> **OBJECTIVE**
Write every record out again exactly, and keep images out of it.

Data records:
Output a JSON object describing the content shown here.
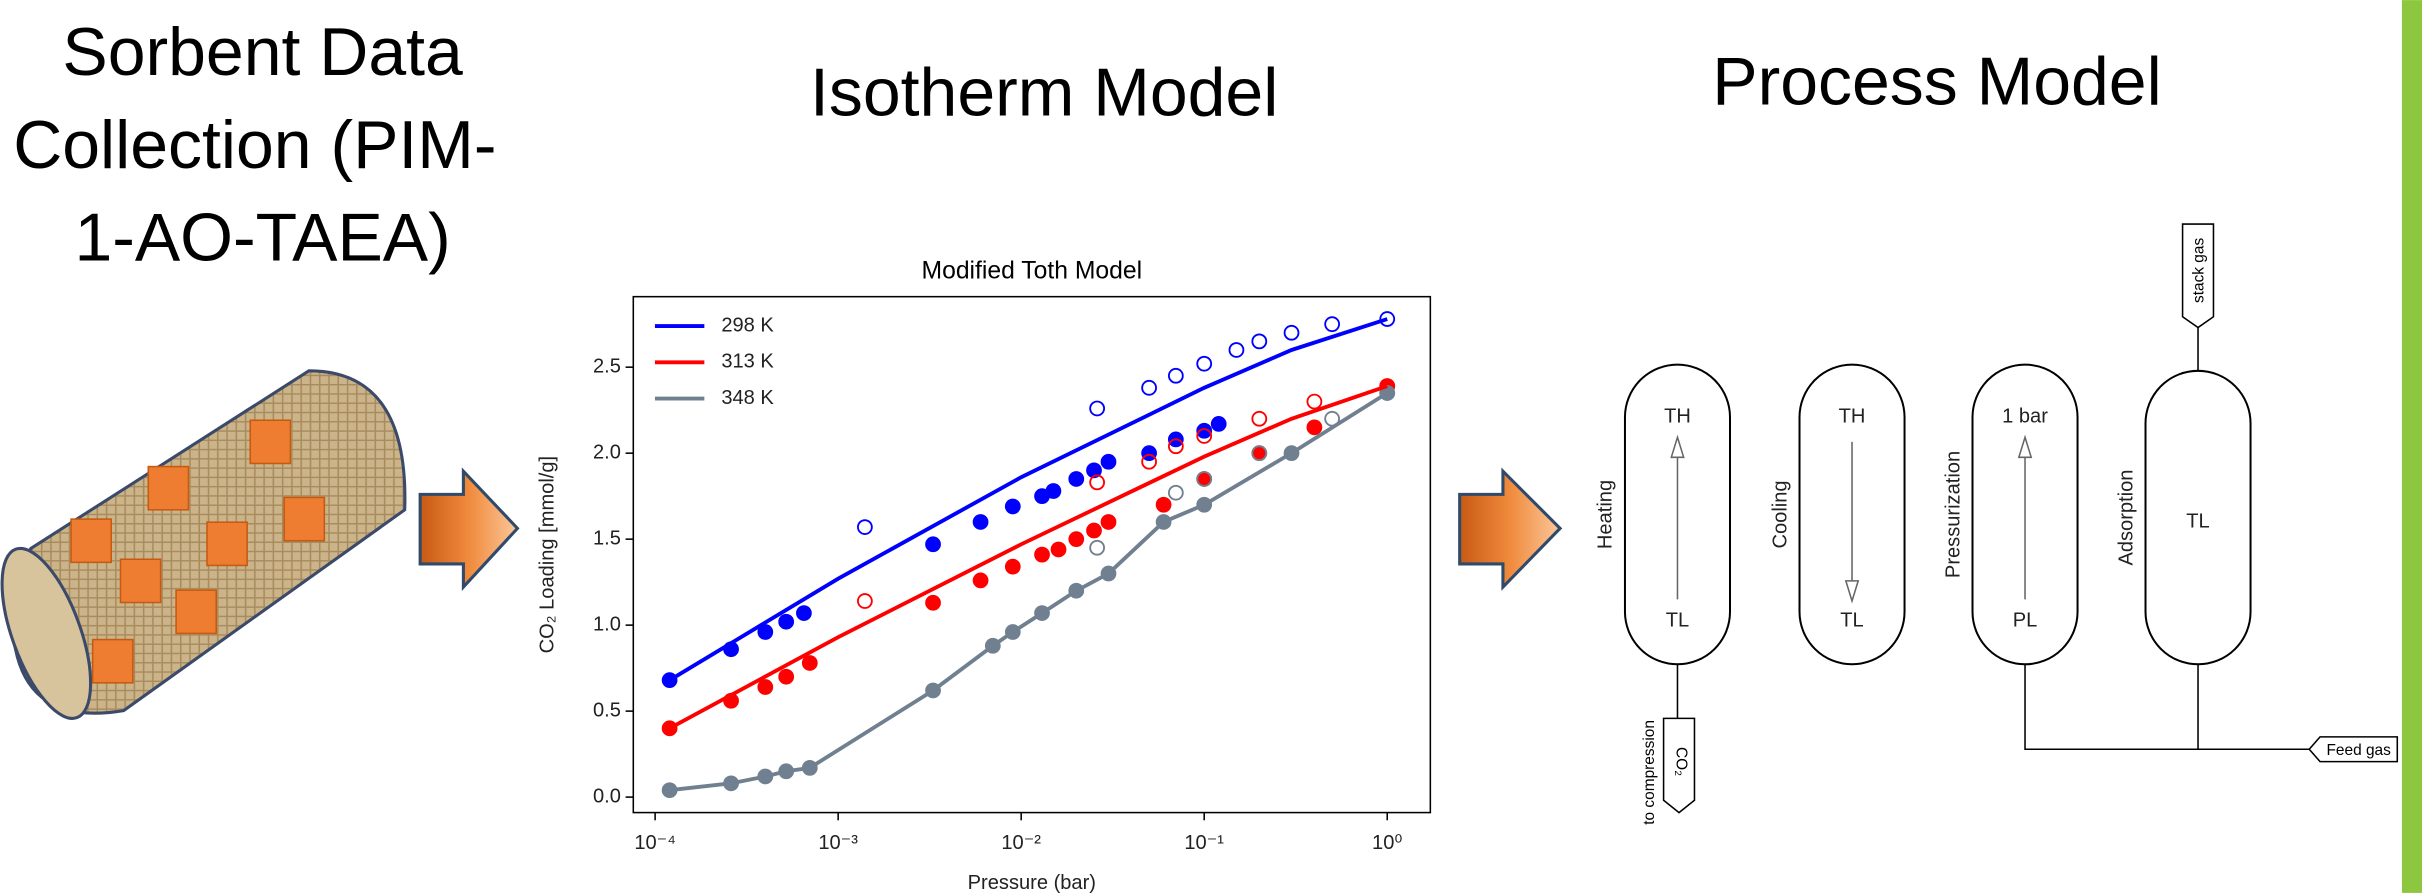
{
  "headings": {
    "sorbent": [
      "Sorbent Data",
      "Collection (PIM-",
      "1-AO-TAEA)"
    ],
    "isotherm": "Isotherm Model",
    "process": "Process Model"
  },
  "chart_data": {
    "type": "line",
    "title": "Modified Toth Model",
    "x_label": "Pressure (bar)",
    "y_label": "CO₂ Loading [mmol/g]",
    "log_x": true,
    "legend": "upper-left",
    "xlim": [
      7.6e-05,
      1.72
    ],
    "ylim": [
      -0.09,
      2.91
    ],
    "xticks": [
      {
        "value": 0.0001,
        "label": "10⁻⁴"
      },
      {
        "value": 0.001,
        "label": "10⁻³"
      },
      {
        "value": 0.01,
        "label": "10⁻²"
      },
      {
        "value": 0.1,
        "label": "10⁻¹"
      },
      {
        "value": 1,
        "label": "10⁰"
      }
    ],
    "yticks": [
      {
        "value": 0,
        "label": "0.0"
      },
      0.5,
      {
        "value": 1,
        "label": "1.0"
      },
      1.5,
      {
        "value": 2,
        "label": "2.0"
      },
      2.5
    ],
    "series": [
      {
        "name": "298 K",
        "color": "#0000ff",
        "x": [
          0.00012,
          0.001,
          0.01,
          0.1,
          0.3,
          1
        ],
        "values": [
          0.68,
          1.27,
          1.86,
          2.38,
          2.6,
          2.78
        ]
      },
      {
        "name": "313 K",
        "color": "#ff0000",
        "x": [
          0.00012,
          0.001,
          0.01,
          0.1,
          0.3,
          1
        ],
        "values": [
          0.4,
          0.93,
          1.47,
          1.98,
          2.2,
          2.39
        ]
      },
      {
        "name": "348 K",
        "color": "#708090",
        "x": [
          0.00012,
          0.00026,
          0.0004,
          0.00052,
          0.0007,
          0.0033,
          0.007,
          0.009,
          0.013,
          0.02,
          0.03,
          0.06,
          0.1,
          0.3,
          1
        ],
        "values": [
          0.04,
          0.08,
          0.12,
          0.15,
          0.17,
          0.62,
          0.88,
          0.96,
          1.07,
          1.2,
          1.3,
          1.6,
          1.7,
          2.0,
          2.35
        ]
      }
    ],
    "points": [
      {
        "color": "#0000ff",
        "filled": true,
        "x": [
          0.00012,
          0.00026,
          0.0004,
          0.00052,
          0.00065,
          0.0033,
          0.006,
          0.009,
          0.013,
          0.015,
          0.02,
          0.025,
          0.03,
          0.05,
          0.07,
          0.1,
          0.12
        ],
        "values": [
          0.68,
          0.86,
          0.96,
          1.02,
          1.07,
          1.47,
          1.6,
          1.69,
          1.75,
          1.78,
          1.85,
          1.9,
          1.95,
          2.0,
          2.08,
          2.13,
          2.17
        ]
      },
      {
        "color": "#0000ff",
        "filled": false,
        "x": [
          0.0014,
          0.026,
          0.05,
          0.07,
          0.1,
          0.15,
          0.2,
          0.3,
          0.5,
          1
        ],
        "values": [
          1.57,
          2.26,
          2.38,
          2.45,
          2.52,
          2.6,
          2.65,
          2.7,
          2.75,
          2.78
        ]
      },
      {
        "color": "#ff0000",
        "filled": true,
        "x": [
          0.00012,
          0.00026,
          0.0004,
          0.00052,
          0.0007,
          0.0033,
          0.006,
          0.009,
          0.013,
          0.016,
          0.02,
          0.025,
          0.03,
          0.06,
          0.1,
          0.2,
          0.4,
          1
        ],
        "values": [
          0.4,
          0.56,
          0.64,
          0.7,
          0.78,
          1.13,
          1.26,
          1.34,
          1.41,
          1.44,
          1.5,
          1.55,
          1.6,
          1.7,
          1.85,
          2.0,
          2.15,
          2.39
        ]
      },
      {
        "color": "#ff0000",
        "filled": false,
        "x": [
          0.0014,
          0.026,
          0.05,
          0.07,
          0.1,
          0.2,
          0.4,
          1
        ],
        "values": [
          1.14,
          1.83,
          1.95,
          2.04,
          2.1,
          2.2,
          2.3,
          2.39
        ]
      },
      {
        "color": "#708090",
        "filled": true,
        "x": [
          0.00012,
          0.00026,
          0.0004,
          0.00052,
          0.0007,
          0.0033,
          0.007,
          0.009,
          0.013,
          0.02,
          0.03,
          0.06,
          0.1,
          0.3,
          1
        ],
        "values": [
          0.04,
          0.08,
          0.12,
          0.15,
          0.17,
          0.62,
          0.88,
          0.96,
          1.07,
          1.2,
          1.3,
          1.6,
          1.7,
          2.0,
          2.35
        ]
      },
      {
        "color": "#708090",
        "filled": false,
        "x": [
          0.026,
          0.07,
          0.1,
          0.2,
          0.5,
          1
        ],
        "values": [
          1.45,
          1.77,
          1.85,
          2.0,
          2.2,
          2.35
        ]
      }
    ]
  },
  "process": {
    "vessels": [
      {
        "step": "Heating",
        "top": "TH",
        "bottom": "TL"
      },
      {
        "step": "Cooling",
        "top": "TH",
        "bottom": "TL"
      },
      {
        "step": "Pressurization",
        "top": "1 bar",
        "bottom": "PL"
      },
      {
        "step": "Adsorption",
        "middle": "TL"
      }
    ],
    "stack": "stack gas",
    "compression": "to compression",
    "product": "CO₂",
    "feed": "Feed gas"
  }
}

> **OUTPUT OF THE TASK**
Output a JSON object describing the content shown here.
{
  "headings": {
    "sorbent": [
      "Sorbent Data",
      "Collection (PIM-",
      "1-AO-TAEA)"
    ],
    "isotherm": "Isotherm Model",
    "process": "Process Model"
  },
  "chart_data": {
    "type": "line",
    "title": "Modified Toth Model",
    "x_label": "Pressure (bar)",
    "y_label": "CO₂ Loading [mmol/g]",
    "log_x": true,
    "legend": "upper-left",
    "xlim": [
      7.6e-05,
      1.72
    ],
    "ylim": [
      -0.09,
      2.91
    ],
    "xticks": [
      {
        "value": 0.0001,
        "label": "10⁻⁴"
      },
      {
        "value": 0.001,
        "label": "10⁻³"
      },
      {
        "value": 0.01,
        "label": "10⁻²"
      },
      {
        "value": 0.1,
        "label": "10⁻¹"
      },
      {
        "value": 1,
        "label": "10⁰"
      }
    ],
    "yticks": [
      {
        "value": 0,
        "label": "0.0"
      },
      0.5,
      {
        "value": 1,
        "label": "1.0"
      },
      1.5,
      {
        "value": 2,
        "label": "2.0"
      },
      2.5
    ],
    "series": [
      {
        "name": "298 K",
        "color": "#0000ff",
        "x": [
          0.00012,
          0.001,
          0.01,
          0.1,
          0.3,
          1
        ],
        "values": [
          0.68,
          1.27,
          1.86,
          2.38,
          2.6,
          2.78
        ]
      },
      {
        "name": "313 K",
        "color": "#ff0000",
        "x": [
          0.00012,
          0.001,
          0.01,
          0.1,
          0.3,
          1
        ],
        "values": [
          0.4,
          0.93,
          1.47,
          1.98,
          2.2,
          2.39
        ]
      },
      {
        "name": "348 K",
        "color": "#708090",
        "x": [
          0.00012,
          0.00026,
          0.0004,
          0.00052,
          0.0007,
          0.0033,
          0.007,
          0.009,
          0.013,
          0.02,
          0.03,
          0.06,
          0.1,
          0.3,
          1
        ],
        "values": [
          0.04,
          0.08,
          0.12,
          0.15,
          0.17,
          0.62,
          0.88,
          0.96,
          1.07,
          1.2,
          1.3,
          1.6,
          1.7,
          2.0,
          2.35
        ]
      }
    ],
    "points": [
      {
        "color": "#0000ff",
        "filled": true,
        "x": [
          0.00012,
          0.00026,
          0.0004,
          0.00052,
          0.00065,
          0.0033,
          0.006,
          0.009,
          0.013,
          0.015,
          0.02,
          0.025,
          0.03,
          0.05,
          0.07,
          0.1,
          0.12
        ],
        "values": [
          0.68,
          0.86,
          0.96,
          1.02,
          1.07,
          1.47,
          1.6,
          1.69,
          1.75,
          1.78,
          1.85,
          1.9,
          1.95,
          2.0,
          2.08,
          2.13,
          2.17
        ]
      },
      {
        "color": "#0000ff",
        "filled": false,
        "x": [
          0.0014,
          0.026,
          0.05,
          0.07,
          0.1,
          0.15,
          0.2,
          0.3,
          0.5,
          1
        ],
        "values": [
          1.57,
          2.26,
          2.38,
          2.45,
          2.52,
          2.6,
          2.65,
          2.7,
          2.75,
          2.78
        ]
      },
      {
        "color": "#ff0000",
        "filled": true,
        "x": [
          0.00012,
          0.00026,
          0.0004,
          0.00052,
          0.0007,
          0.0033,
          0.006,
          0.009,
          0.013,
          0.016,
          0.02,
          0.025,
          0.03,
          0.06,
          0.1,
          0.2,
          0.4,
          1
        ],
        "values": [
          0.4,
          0.56,
          0.64,
          0.7,
          0.78,
          1.13,
          1.26,
          1.34,
          1.41,
          1.44,
          1.5,
          1.55,
          1.6,
          1.7,
          1.85,
          2.0,
          2.15,
          2.39
        ]
      },
      {
        "color": "#ff0000",
        "filled": false,
        "x": [
          0.0014,
          0.026,
          0.05,
          0.07,
          0.1,
          0.2,
          0.4,
          1
        ],
        "values": [
          1.14,
          1.83,
          1.95,
          2.04,
          2.1,
          2.2,
          2.3,
          2.39
        ]
      },
      {
        "color": "#708090",
        "filled": true,
        "x": [
          0.00012,
          0.00026,
          0.0004,
          0.00052,
          0.0007,
          0.0033,
          0.007,
          0.009,
          0.013,
          0.02,
          0.03,
          0.06,
          0.1,
          0.3,
          1
        ],
        "values": [
          0.04,
          0.08,
          0.12,
          0.15,
          0.17,
          0.62,
          0.88,
          0.96,
          1.07,
          1.2,
          1.3,
          1.6,
          1.7,
          2.0,
          2.35
        ]
      },
      {
        "color": "#708090",
        "filled": false,
        "x": [
          0.026,
          0.07,
          0.1,
          0.2,
          0.5,
          1
        ],
        "values": [
          1.45,
          1.77,
          1.85,
          2.0,
          2.2,
          2.35
        ]
      }
    ]
  },
  "process": {
    "vessels": [
      {
        "step": "Heating",
        "top": "TH",
        "bottom": "TL"
      },
      {
        "step": "Cooling",
        "top": "TH",
        "bottom": "TL"
      },
      {
        "step": "Pressurization",
        "top": "1 bar",
        "bottom": "PL"
      },
      {
        "step": "Adsorption",
        "middle": "TL"
      }
    ],
    "stack": "stack gas",
    "compression": "to compression",
    "product": "CO₂",
    "feed": "Feed gas"
  }
}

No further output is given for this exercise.